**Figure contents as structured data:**
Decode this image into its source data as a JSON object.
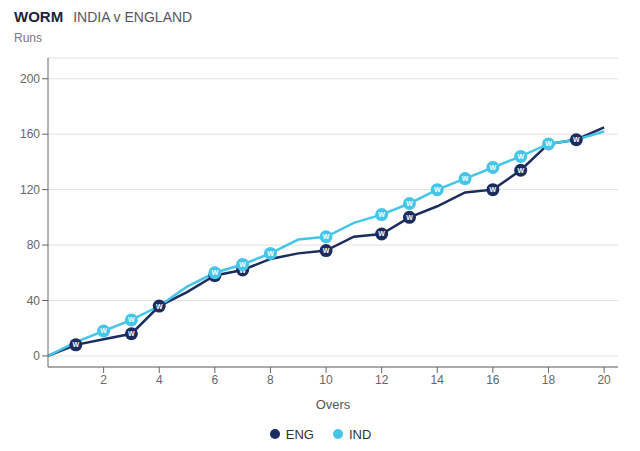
{
  "chart_data": {
    "type": "line",
    "title": "WORM",
    "subtitle": "INDIA v ENGLAND",
    "xlabel": "Overs",
    "ylabel": "Runs",
    "x": [
      0,
      1,
      2,
      3,
      4,
      5,
      6,
      7,
      8,
      9,
      10,
      11,
      12,
      13,
      14,
      15,
      16,
      17,
      18,
      19,
      20
    ],
    "series": [
      {
        "name": "ENG",
        "color": "#1b2d5e",
        "values": [
          0,
          8,
          12,
          16,
          36,
          46,
          58,
          62,
          70,
          74,
          76,
          86,
          88,
          100,
          108,
          118,
          120,
          134,
          153,
          156,
          165
        ],
        "wicket_x": [
          1,
          3,
          4,
          6,
          7,
          10,
          12,
          13,
          16,
          17,
          19
        ],
        "wicket_values": [
          8,
          16,
          36,
          58,
          62,
          76,
          88,
          100,
          120,
          134,
          156
        ]
      },
      {
        "name": "IND",
        "color": "#45c6e8",
        "values": [
          0,
          10,
          18,
          26,
          36,
          50,
          60,
          66,
          74,
          84,
          86,
          96,
          102,
          110,
          120,
          128,
          136,
          144,
          153,
          156,
          162
        ],
        "wicket_x": [
          2,
          3,
          6,
          7,
          8,
          10,
          12,
          13,
          14,
          15,
          16,
          17,
          18
        ],
        "wicket_values": [
          18,
          26,
          60,
          66,
          74,
          86,
          102,
          110,
          120,
          128,
          136,
          144,
          153
        ]
      }
    ],
    "wicket_label": "W",
    "xlim": [
      0,
      20.5
    ],
    "ylim": [
      -8,
      215
    ],
    "xticks": [
      2,
      4,
      6,
      8,
      10,
      12,
      14,
      16,
      18,
      20
    ],
    "yticks": [
      0,
      40,
      80,
      120,
      160,
      200
    ],
    "grid": true,
    "legend": "bottom"
  }
}
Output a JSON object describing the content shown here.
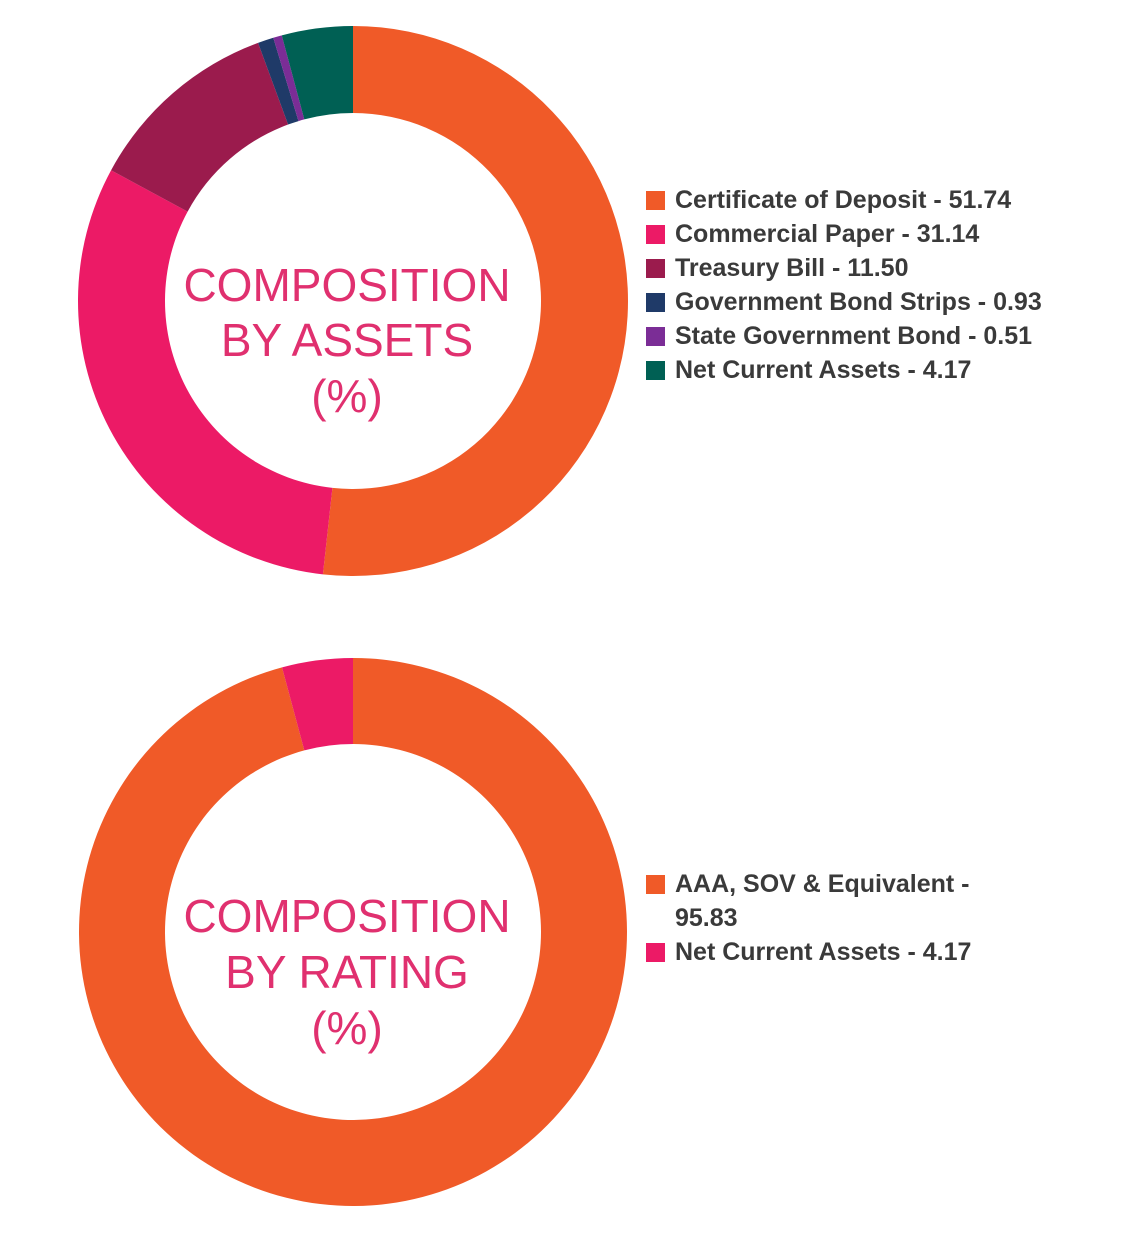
{
  "chart_data": [
    {
      "type": "pie",
      "title": "COMPOSITION BY ASSETS (%)",
      "title_lines": [
        "COMPOSITION",
        "BY ASSETS",
        "(%)"
      ],
      "categories": [
        "Certificate of Deposit",
        "Commercial Paper",
        "Treasury Bill",
        "Government Bond Strips",
        "State Government Bond",
        "Net Current Assets"
      ],
      "values": [
        51.74,
        31.14,
        11.5,
        0.93,
        0.51,
        4.17
      ],
      "value_labels": [
        "51.74",
        "31.14",
        "11.50",
        "0.93",
        "0.51",
        "4.17"
      ],
      "colors": [
        "#f05a28",
        "#ec1a66",
        "#9b1b4d",
        "#1f3a68",
        "#7b2d96",
        "#006054"
      ],
      "legend_position": "right",
      "style": "donut"
    },
    {
      "type": "pie",
      "title": "COMPOSITION BY RATING (%)",
      "title_lines": [
        "COMPOSITION",
        "BY RATING",
        "(%)"
      ],
      "categories": [
        "AAA, SOV & Equivalent",
        "Net Current Assets"
      ],
      "values": [
        95.83,
        4.17
      ],
      "value_labels": [
        "95.83",
        "4.17"
      ],
      "colors": [
        "#f05a28",
        "#ec1a66"
      ],
      "legend_position": "right",
      "style": "donut"
    }
  ]
}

**What is needed:**
Working from the lines above, reproduce the material exactly and exclude its pictures.

**Result:**
Decode this image into its source data as a JSON object.
{
  "chart_data": {
    "type": "line",
    "title": "WORM",
    "subtitle": "INDIA v ENGLAND",
    "xlabel": "Overs",
    "ylabel": "Runs",
    "x": [
      0,
      1,
      2,
      3,
      4,
      5,
      6,
      7,
      8,
      9,
      10,
      11,
      12,
      13,
      14,
      15,
      16,
      17,
      18,
      19,
      20
    ],
    "series": [
      {
        "name": "ENG",
        "color": "#1b2d5e",
        "values": [
          0,
          8,
          12,
          16,
          36,
          46,
          58,
          62,
          70,
          74,
          76,
          86,
          88,
          100,
          108,
          118,
          120,
          134,
          153,
          156,
          165
        ],
        "wicket_x": [
          1,
          3,
          4,
          6,
          7,
          10,
          12,
          13,
          16,
          17,
          19
        ],
        "wicket_values": [
          8,
          16,
          36,
          58,
          62,
          76,
          88,
          100,
          120,
          134,
          156
        ]
      },
      {
        "name": "IND",
        "color": "#45c6e8",
        "values": [
          0,
          10,
          18,
          26,
          36,
          50,
          60,
          66,
          74,
          84,
          86,
          96,
          102,
          110,
          120,
          128,
          136,
          144,
          153,
          156,
          162
        ],
        "wicket_x": [
          2,
          3,
          6,
          7,
          8,
          10,
          12,
          13,
          14,
          15,
          16,
          17,
          18
        ],
        "wicket_values": [
          18,
          26,
          60,
          66,
          74,
          86,
          102,
          110,
          120,
          128,
          136,
          144,
          153
        ]
      }
    ],
    "wicket_label": "W",
    "xlim": [
      0,
      20.5
    ],
    "ylim": [
      -8,
      215
    ],
    "xticks": [
      2,
      4,
      6,
      8,
      10,
      12,
      14,
      16,
      18,
      20
    ],
    "yticks": [
      0,
      40,
      80,
      120,
      160,
      200
    ],
    "grid": true,
    "legend": "bottom"
  }
}
Output a JSON object describing the content shown here.
{
  "chart_data": [
    {
      "type": "pie",
      "title": "COMPOSITION BY ASSETS (%)",
      "title_lines": [
        "COMPOSITION",
        "BY ASSETS",
        "(%)"
      ],
      "categories": [
        "Certificate of Deposit",
        "Commercial Paper",
        "Treasury Bill",
        "Government Bond Strips",
        "State Government Bond",
        "Net Current Assets"
      ],
      "values": [
        51.74,
        31.14,
        11.5,
        0.93,
        0.51,
        4.17
      ],
      "value_labels": [
        "51.74",
        "31.14",
        "11.50",
        "0.93",
        "0.51",
        "4.17"
      ],
      "colors": [
        "#f05a28",
        "#ec1a66",
        "#9b1b4d",
        "#1f3a68",
        "#7b2d96",
        "#006054"
      ],
      "legend_position": "right",
      "style": "donut"
    },
    {
      "type": "pie",
      "title": "COMPOSITION BY RATING (%)",
      "title_lines": [
        "COMPOSITION",
        "BY RATING",
        "(%)"
      ],
      "categories": [
        "AAA, SOV & Equivalent",
        "Net Current Assets"
      ],
      "values": [
        95.83,
        4.17
      ],
      "value_labels": [
        "95.83",
        "4.17"
      ],
      "colors": [
        "#f05a28",
        "#ec1a66"
      ],
      "legend_position": "right",
      "style": "donut"
    }
  ]
}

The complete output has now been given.